··· DATA TO USE

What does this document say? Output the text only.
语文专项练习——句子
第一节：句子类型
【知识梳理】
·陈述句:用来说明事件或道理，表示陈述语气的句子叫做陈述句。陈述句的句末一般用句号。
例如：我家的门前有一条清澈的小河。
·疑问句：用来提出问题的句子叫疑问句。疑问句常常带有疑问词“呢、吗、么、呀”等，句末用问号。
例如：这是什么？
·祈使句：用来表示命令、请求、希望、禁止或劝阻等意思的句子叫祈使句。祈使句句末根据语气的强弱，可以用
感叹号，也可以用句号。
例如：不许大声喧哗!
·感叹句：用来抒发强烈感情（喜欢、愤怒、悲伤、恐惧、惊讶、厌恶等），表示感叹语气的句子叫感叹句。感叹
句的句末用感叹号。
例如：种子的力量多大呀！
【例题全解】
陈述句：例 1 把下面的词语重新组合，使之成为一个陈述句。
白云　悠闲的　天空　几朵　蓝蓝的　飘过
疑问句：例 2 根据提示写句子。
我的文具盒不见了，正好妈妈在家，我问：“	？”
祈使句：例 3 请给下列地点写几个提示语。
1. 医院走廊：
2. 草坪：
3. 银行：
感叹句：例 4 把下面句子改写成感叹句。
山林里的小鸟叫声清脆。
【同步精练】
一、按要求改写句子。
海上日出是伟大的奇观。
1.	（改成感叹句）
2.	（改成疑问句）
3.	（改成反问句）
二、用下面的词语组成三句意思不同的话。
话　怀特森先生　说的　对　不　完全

······

■ WHAT TO DO ■
Produce an exact copy of the whole listing.

■ THE RESULT ■
What does this document say? Output the text only.
语文专项练习——句子
第一节：句子类型
【知识梳理】
·陈述句:用来说明事件或道理，表示陈述语气的句子叫做陈述句。陈述句的句末一般用句号。
例如：我家的门前有一条清澈的小河。
·疑问句：用来提出问题的句子叫疑问句。疑问句常常带有疑问词“呢、吗、么、呀”等，句末用问号。
例如：这是什么？
·祈使句：用来表示命令、请求、希望、禁止或劝阻等意思的句子叫祈使句。祈使句句末根据语气的强弱，可以用
感叹号，也可以用句号。
例如：不许大声喧哗!
·感叹句：用来抒发强烈感情（喜欢、愤怒、悲伤、恐惧、惊讶、厌恶等），表示感叹语气的句子叫感叹句。感叹
句的句末用感叹号。
例如：种子的力量多大呀！
【例题全解】
陈述句：例 1 把下面的词语重新组合，使之成为一个陈述句。
白云　悠闲的　天空　几朵　蓝蓝的　飘过
疑问句：例 2 根据提示写句子。
我的文具盒不见了，正好妈妈在家，我问：“	？”
祈使句：例 3 请给下列地点写几个提示语。
1. 医院走廊：
2. 草坪：
3. 银行：
感叹句：例 4 把下面句子改写成感叹句。
山林里的小鸟叫声清脆。
【同步精练】
一、按要求改写句子。
海上日出是伟大的奇观。
1.	（改成感叹句）
2.	（改成疑问句）
3.	（改成反问句）
二、用下面的词语组成三句意思不同的话。
话　怀特森先生　说的　对　不　完全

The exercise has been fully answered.